DIRECTIONS
Reproduce the passage about the film Ali word for word, in full.

SELECTED PASSAGE

In The New York Times, Elvis Mitchell proclaimed Ali to be a "breakthrough" film for Mann, adding that it was his "first movie with feeling" and that "his overwhelming love of its subject will turn audiences into exuberant, thrilled fight crowds". J. Hoberman, in his review for the Village Voice, felt that the "first half percolates wonderfully—and the first half hour is even better than that. Mann opens with a thrilling montage that, spinning in and out of a nightclub performance by Sam Cooke, contextualizes the hero in his times", and concluded that, "Ali's astonishing personality is skillfully evoked but, in the end, remains a mystery".

When Ali died on June 3, 2016, Smith was chosen to be one of Ali's pallbearers for the memorial service in Louisville.

SUPPLIED RECORDS
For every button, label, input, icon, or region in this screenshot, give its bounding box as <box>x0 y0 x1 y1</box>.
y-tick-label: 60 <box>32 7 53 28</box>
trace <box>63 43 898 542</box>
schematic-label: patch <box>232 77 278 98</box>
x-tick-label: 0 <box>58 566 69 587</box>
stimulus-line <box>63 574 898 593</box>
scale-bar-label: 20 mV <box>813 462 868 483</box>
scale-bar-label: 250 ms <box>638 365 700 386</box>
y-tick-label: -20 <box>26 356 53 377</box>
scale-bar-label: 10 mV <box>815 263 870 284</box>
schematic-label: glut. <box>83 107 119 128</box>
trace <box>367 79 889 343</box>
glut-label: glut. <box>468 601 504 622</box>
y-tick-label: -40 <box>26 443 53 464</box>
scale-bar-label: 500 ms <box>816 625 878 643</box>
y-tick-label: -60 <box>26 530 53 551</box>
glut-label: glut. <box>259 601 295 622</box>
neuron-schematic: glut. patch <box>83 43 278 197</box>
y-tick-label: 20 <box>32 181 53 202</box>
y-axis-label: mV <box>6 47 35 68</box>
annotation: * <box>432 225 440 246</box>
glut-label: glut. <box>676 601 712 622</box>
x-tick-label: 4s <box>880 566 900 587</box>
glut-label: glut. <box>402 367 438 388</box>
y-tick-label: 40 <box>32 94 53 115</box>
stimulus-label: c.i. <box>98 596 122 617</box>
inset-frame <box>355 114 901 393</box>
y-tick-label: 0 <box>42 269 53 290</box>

RESPONSE TO THIS TASK
In The New York Times, Elvis Mitchell proclaimed Ali to be a "breakthrough" film for Mann, adding that it was his "first movie with feeling" and that "his overwhelming love of its subject will turn audiences into exuberant, thrilled fight crowds". J. Hoberman, in his review for the Village Voice, felt that the "first half percolates wonderfully—and the first half hour is even better than that. Mann opens with a thrilling montage that, spinning in and out of a nightclub performance by Sam Cooke, contextualizes the hero in his times", and concluded that, "Ali's astonishing personality is skillfully evoked but, in the end, remains a mystery".

When Ali died on June 3, 2016, Smith was chosen to be one of Ali's pallbearers for the memorial service in Louisville.